* **Short task**:
Produce a verbatim copy of the entries listed below.

* **Material provided**:
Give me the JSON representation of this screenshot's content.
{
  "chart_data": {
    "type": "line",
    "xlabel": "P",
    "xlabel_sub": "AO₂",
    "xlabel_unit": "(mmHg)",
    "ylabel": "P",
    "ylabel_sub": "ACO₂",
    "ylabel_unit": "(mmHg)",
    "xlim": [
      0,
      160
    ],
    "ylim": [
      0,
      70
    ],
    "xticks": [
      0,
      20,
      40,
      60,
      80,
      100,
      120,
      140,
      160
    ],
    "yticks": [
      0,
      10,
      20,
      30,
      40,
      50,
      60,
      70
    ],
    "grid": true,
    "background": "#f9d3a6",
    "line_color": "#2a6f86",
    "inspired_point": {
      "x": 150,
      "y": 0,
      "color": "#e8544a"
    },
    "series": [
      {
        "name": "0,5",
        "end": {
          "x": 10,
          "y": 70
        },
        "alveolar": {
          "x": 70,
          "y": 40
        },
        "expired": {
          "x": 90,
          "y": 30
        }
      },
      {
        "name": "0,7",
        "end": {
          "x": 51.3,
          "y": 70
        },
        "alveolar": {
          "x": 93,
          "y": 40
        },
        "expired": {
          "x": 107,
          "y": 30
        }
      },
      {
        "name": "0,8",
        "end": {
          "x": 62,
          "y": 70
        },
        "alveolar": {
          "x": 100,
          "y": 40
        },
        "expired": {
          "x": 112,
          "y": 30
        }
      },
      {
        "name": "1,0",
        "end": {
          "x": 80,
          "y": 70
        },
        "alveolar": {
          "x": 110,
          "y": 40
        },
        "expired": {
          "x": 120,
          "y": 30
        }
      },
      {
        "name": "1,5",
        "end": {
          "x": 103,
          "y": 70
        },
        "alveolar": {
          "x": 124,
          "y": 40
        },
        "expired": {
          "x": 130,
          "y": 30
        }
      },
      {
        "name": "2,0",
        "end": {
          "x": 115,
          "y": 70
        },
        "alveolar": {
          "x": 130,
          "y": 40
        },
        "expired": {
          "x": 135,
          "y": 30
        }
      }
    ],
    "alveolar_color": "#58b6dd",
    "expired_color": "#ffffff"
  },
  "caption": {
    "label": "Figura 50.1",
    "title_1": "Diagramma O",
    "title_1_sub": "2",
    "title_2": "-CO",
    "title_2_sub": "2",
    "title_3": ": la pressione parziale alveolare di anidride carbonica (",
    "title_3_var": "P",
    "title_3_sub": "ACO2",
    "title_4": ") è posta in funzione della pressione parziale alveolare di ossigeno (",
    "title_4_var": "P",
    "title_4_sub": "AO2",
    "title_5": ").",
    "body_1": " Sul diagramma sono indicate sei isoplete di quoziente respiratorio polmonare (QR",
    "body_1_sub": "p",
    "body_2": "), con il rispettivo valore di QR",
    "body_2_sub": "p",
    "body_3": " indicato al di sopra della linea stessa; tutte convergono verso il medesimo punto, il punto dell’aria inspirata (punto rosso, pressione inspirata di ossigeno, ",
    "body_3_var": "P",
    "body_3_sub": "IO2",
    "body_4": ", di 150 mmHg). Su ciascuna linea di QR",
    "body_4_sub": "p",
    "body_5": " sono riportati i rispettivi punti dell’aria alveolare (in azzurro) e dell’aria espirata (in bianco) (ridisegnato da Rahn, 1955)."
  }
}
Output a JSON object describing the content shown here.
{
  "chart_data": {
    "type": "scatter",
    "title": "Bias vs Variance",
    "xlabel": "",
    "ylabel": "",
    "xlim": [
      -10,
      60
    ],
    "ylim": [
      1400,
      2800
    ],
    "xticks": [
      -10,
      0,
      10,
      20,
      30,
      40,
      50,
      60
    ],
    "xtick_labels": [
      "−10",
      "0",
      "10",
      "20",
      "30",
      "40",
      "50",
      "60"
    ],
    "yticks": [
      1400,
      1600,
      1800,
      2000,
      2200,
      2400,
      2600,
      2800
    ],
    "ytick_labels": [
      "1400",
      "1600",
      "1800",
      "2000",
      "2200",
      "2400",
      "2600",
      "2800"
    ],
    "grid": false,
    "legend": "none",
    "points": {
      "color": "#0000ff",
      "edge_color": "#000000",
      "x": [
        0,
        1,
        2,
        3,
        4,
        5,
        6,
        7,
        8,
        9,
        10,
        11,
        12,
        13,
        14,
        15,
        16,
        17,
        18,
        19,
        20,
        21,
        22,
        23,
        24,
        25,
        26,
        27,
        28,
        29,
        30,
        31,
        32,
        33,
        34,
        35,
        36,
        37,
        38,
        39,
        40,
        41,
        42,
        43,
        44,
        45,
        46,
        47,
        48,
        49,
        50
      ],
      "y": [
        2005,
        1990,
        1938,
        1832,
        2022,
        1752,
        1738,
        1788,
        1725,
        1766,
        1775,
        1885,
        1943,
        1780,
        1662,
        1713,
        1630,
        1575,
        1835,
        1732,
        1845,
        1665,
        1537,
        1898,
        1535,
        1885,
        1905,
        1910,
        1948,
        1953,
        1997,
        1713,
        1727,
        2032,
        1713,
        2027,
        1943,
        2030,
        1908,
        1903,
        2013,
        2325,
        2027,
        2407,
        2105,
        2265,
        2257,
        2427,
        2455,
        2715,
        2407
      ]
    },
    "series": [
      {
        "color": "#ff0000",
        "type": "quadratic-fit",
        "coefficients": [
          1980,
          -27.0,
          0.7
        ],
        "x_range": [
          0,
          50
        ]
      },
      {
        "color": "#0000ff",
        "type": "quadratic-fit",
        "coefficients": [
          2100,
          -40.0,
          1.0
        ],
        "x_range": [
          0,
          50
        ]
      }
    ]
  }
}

* **Written solution**:
Give me the JSON representation of this screenshot's content.
{
  "chart_data": {
    "type": "line",
    "xlabel": "P",
    "xlabel_sub": "AO₂",
    "xlabel_unit": "(mmHg)",
    "ylabel": "P",
    "ylabel_sub": "ACO₂",
    "ylabel_unit": "(mmHg)",
    "xlim": [
      0,
      160
    ],
    "ylim": [
      0,
      70
    ],
    "xticks": [
      0,
      20,
      40,
      60,
      80,
      100,
      120,
      140,
      160
    ],
    "yticks": [
      0,
      10,
      20,
      30,
      40,
      50,
      60,
      70
    ],
    "grid": true,
    "background": "#f9d3a6",
    "line_color": "#2a6f86",
    "inspired_point": {
      "x": 150,
      "y": 0,
      "color": "#e8544a"
    },
    "series": [
      {
        "name": "0,5",
        "end": {
          "x": 10,
          "y": 70
        },
        "alveolar": {
          "x": 70,
          "y": 40
        },
        "expired": {
          "x": 90,
          "y": 30
        }
      },
      {
        "name": "0,7",
        "end": {
          "x": 51.3,
          "y": 70
        },
        "alveolar": {
          "x": 93,
          "y": 40
        },
        "expired": {
          "x": 107,
          "y": 30
        }
      },
      {
        "name": "0,8",
        "end": {
          "x": 62,
          "y": 70
        },
        "alveolar": {
          "x": 100,
          "y": 40
        },
        "expired": {
          "x": 112,
          "y": 30
        }
      },
      {
        "name": "1,0",
        "end": {
          "x": 80,
          "y": 70
        },
        "alveolar": {
          "x": 110,
          "y": 40
        },
        "expired": {
          "x": 120,
          "y": 30
        }
      },
      {
        "name": "1,5",
        "end": {
          "x": 103,
          "y": 70
        },
        "alveolar": {
          "x": 124,
          "y": 40
        },
        "expired": {
          "x": 130,
          "y": 30
        }
      },
      {
        "name": "2,0",
        "end": {
          "x": 115,
          "y": 70
        },
        "alveolar": {
          "x": 130,
          "y": 40
        },
        "expired": {
          "x": 135,
          "y": 30
        }
      }
    ],
    "alveolar_color": "#58b6dd",
    "expired_color": "#ffffff"
  },
  "caption": {
    "label": "Figura 50.1",
    "title_1": "Diagramma O",
    "title_1_sub": "2",
    "title_2": "-CO",
    "title_2_sub": "2",
    "title_3": ": la pressione parziale alveolare di anidride carbonica (",
    "title_3_var": "P",
    "title_3_sub": "ACO2",
    "title_4": ") è posta in funzione della pressione parziale alveolare di ossigeno (",
    "title_4_var": "P",
    "title_4_sub": "AO2",
    "title_5": ").",
    "body_1": " Sul diagramma sono indicate sei isoplete di quoziente respiratorio polmonare (QR",
    "body_1_sub": "p",
    "body_2": "), con il rispettivo valore di QR",
    "body_2_sub": "p",
    "body_3": " indicato al di sopra della linea stessa; tutte convergono verso il medesimo punto, il punto dell’aria inspirata (punto rosso, pressione inspirata di ossigeno, ",
    "body_3_var": "P",
    "body_3_sub": "IO2",
    "body_4": ", di 150 mmHg). Su ciascuna linea di QR",
    "body_4_sub": "p",
    "body_5": " sono riportati i rispettivi punti dell’aria alveolare (in azzurro) e dell’aria espirata (in bianco) (ridisegnato da Rahn, 1955)."
  }
}
Output a JSON object describing the content shown here.
{
  "chart_data": {
    "type": "scatter",
    "title": "Bias vs Variance",
    "xlabel": "",
    "ylabel": "",
    "xlim": [
      -10,
      60
    ],
    "ylim": [
      1400,
      2800
    ],
    "xticks": [
      -10,
      0,
      10,
      20,
      30,
      40,
      50,
      60
    ],
    "xtick_labels": [
      "−10",
      "0",
      "10",
      "20",
      "30",
      "40",
      "50",
      "60"
    ],
    "yticks": [
      1400,
      1600,
      1800,
      2000,
      2200,
      2400,
      2600,
      2800
    ],
    "ytick_labels": [
      "1400",
      "1600",
      "1800",
      "2000",
      "2200",
      "2400",
      "2600",
      "2800"
    ],
    "grid": false,
    "legend": "none",
    "points": {
      "color": "#0000ff",
      "edge_color": "#000000",
      "x": [
        0,
        1,
        2,
        3,
        4,
        5,
        6,
        7,
        8,
        9,
        10,
        11,
        12,
        13,
        14,
        15,
        16,
        17,
        18,
        19,
        20,
        21,
        22,
        23,
        24,
        25,
        26,
        27,
        28,
        29,
        30,
        31,
        32,
        33,
        34,
        35,
        36,
        37,
        38,
        39,
        40,
        41,
        42,
        43,
        44,
        45,
        46,
        47,
        48,
        49,
        50
      ],
      "y": [
        2005,
        1990,
        1938,
        1832,
        2022,
        1752,
        1738,
        1788,
        1725,
        1766,
        1775,
        1885,
        1943,
        1780,
        1662,
        1713,
        1630,
        1575,
        1835,
        1732,
        1845,
        1665,
        1537,
        1898,
        1535,
        1885,
        1905,
        1910,
        1948,
        1953,
        1997,
        1713,
        1727,
        2032,
        1713,
        2027,
        1943,
        2030,
        1908,
        1903,
        2013,
        2325,
        2027,
        2407,
        2105,
        2265,
        2257,
        2427,
        2455,
        2715,
        2407
      ]
    },
    "series": [
      {
        "color": "#ff0000",
        "type": "quadratic-fit",
        "coefficients": [
          1980,
          -27.0,
          0.7
        ],
        "x_range": [
          0,
          50
        ]
      },
      {
        "color": "#0000ff",
        "type": "quadratic-fit",
        "coefficients": [
          2100,
          -40.0,
          1.0
        ],
        "x_range": [
          0,
          50
        ]
      }
    ]
  }
}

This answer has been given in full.